• [What is required]:
Take each line containing the word "为患者提供更好的医疗服务" and copy it.

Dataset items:

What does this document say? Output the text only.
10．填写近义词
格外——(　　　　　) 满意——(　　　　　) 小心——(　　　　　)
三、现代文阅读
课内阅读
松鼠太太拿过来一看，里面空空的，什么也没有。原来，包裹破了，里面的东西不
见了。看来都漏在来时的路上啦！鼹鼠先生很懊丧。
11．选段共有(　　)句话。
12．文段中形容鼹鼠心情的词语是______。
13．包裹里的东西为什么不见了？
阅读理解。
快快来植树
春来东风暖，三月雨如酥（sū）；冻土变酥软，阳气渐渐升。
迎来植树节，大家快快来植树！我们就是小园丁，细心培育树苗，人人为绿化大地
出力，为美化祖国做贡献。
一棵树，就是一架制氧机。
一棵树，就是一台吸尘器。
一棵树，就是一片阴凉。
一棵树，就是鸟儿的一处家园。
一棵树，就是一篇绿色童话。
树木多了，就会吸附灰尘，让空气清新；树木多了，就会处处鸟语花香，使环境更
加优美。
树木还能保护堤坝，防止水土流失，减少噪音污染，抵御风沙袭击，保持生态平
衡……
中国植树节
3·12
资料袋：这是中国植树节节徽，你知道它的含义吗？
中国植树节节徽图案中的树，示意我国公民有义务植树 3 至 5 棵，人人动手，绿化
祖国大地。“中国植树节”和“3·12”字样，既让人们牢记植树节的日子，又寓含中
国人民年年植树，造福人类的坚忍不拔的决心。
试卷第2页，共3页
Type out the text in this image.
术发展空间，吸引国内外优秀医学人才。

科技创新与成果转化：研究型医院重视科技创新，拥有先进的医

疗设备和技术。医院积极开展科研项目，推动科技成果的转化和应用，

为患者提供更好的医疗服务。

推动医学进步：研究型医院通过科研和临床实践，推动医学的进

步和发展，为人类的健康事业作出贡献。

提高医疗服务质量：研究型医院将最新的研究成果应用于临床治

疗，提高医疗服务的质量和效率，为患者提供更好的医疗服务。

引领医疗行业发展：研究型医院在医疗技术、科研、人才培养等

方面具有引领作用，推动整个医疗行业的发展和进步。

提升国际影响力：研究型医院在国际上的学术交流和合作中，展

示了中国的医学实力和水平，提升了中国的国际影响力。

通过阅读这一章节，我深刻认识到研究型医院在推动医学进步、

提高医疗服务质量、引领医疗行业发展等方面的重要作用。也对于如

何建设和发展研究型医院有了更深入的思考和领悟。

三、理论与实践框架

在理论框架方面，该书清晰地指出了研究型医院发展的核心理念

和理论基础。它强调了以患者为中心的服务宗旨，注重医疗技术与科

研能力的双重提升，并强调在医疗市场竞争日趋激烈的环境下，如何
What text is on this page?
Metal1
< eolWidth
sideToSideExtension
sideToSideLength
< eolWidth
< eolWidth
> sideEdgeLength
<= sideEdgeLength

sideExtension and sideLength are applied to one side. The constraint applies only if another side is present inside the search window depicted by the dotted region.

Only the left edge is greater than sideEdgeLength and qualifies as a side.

• [Task result]:
为患者提供更好的医疗服务。
疗，提高医疗服务的质量和效率，为患者提供更好的医疗服务。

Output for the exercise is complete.